#### Your instructions
From the records below, extract all the text exactly and leave the images behind.

--- START Material for this exercise ---

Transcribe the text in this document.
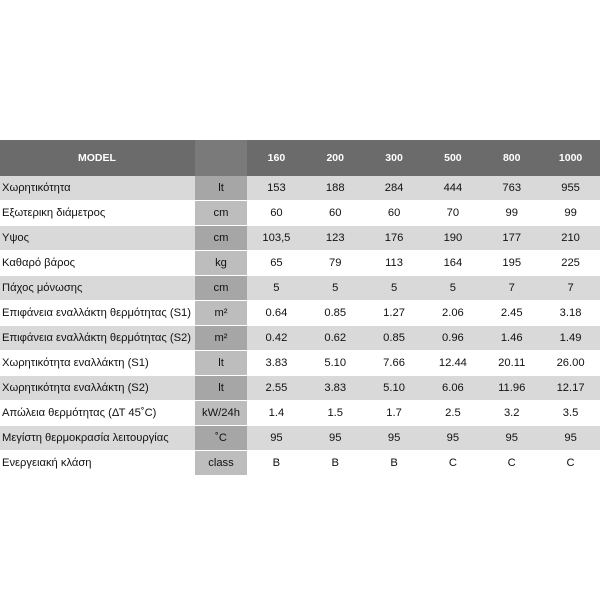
MODEL		160	200	300	500	800	1000
Χωρητικότητα	lt	153	188	284	444	763	955
Εξωτερικη διάμετρος	cm	60	60	60	70	99	99
Υψος	cm	103,5	123	176	190	177	210
Καθαρό βάρος	kg	65	79	113	164	195	225
Πάχος μόνωσης	cm	5	5	5	5	7	7
Επιφάνεια εναλλάκτη θερμότητας (S1)	m²	0.64	0.85	1.27	2.06	2.45	3.18
Επιφάνεια εναλλάκτη θερμότητας (S2)	m²	0.42	0.62	0.85	0.96	1.46	1.49
Χωρητικότητα εναλλάκτη (S1)	lt	3.83	5.10	7.66	12.44	20.11	26.00
Χωρητικότητα εναλλάκτη (S2)	lt	2.55	3.83	5.10	6.06	11.96	12.17
Απώλεια θερμότητας (ΔΤ 45˚C)	kW/24h	1.4	1.5	1.7	2.5	3.2	3.5
Μεγίστη θερμοκρασία λειτουργίας	˚C	95	95	95	95	95	95
Ενεργειακή κλάση	class	B	B	B	C	C	C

--- END Material for this exercise ---

#### Full output
Transcribe the text in this document.
MODEL		160	200	300	500	800	1000
Χωρητικότητα	lt	153	188	284	444	763	955
Εξωτερικη διάμετρος	cm	60	60	60	70	99	99
Υψος	cm	103,5	123	176	190	177	210
Καθαρό βάρος	kg	65	79	113	164	195	225
Πάχος μόνωσης	cm	5	5	5	5	7	7
Επιφάνεια εναλλάκτη θερμότητας (S1)	m²	0.64	0.85	1.27	2.06	2.45	3.18
Επιφάνεια εναλλάκτη θερμότητας (S2)	m²	0.42	0.62	0.85	0.96	1.46	1.49
Χωρητικότητα εναλλάκτη (S1)	lt	3.83	5.10	7.66	12.44	20.11	26.00
Χωρητικότητα εναλλάκτη (S2)	lt	2.55	3.83	5.10	6.06	11.96	12.17
Απώλεια θερμότητας (ΔΤ 45˚C)	kW/24h	1.4	1.5	1.7	2.5	3.2	3.5
Μεγίστη θερμοκρασία λειτουργίας	˚C	95	95	95	95	95	95
Ενεργειακή κλάση	class	B	B	B	C	C	C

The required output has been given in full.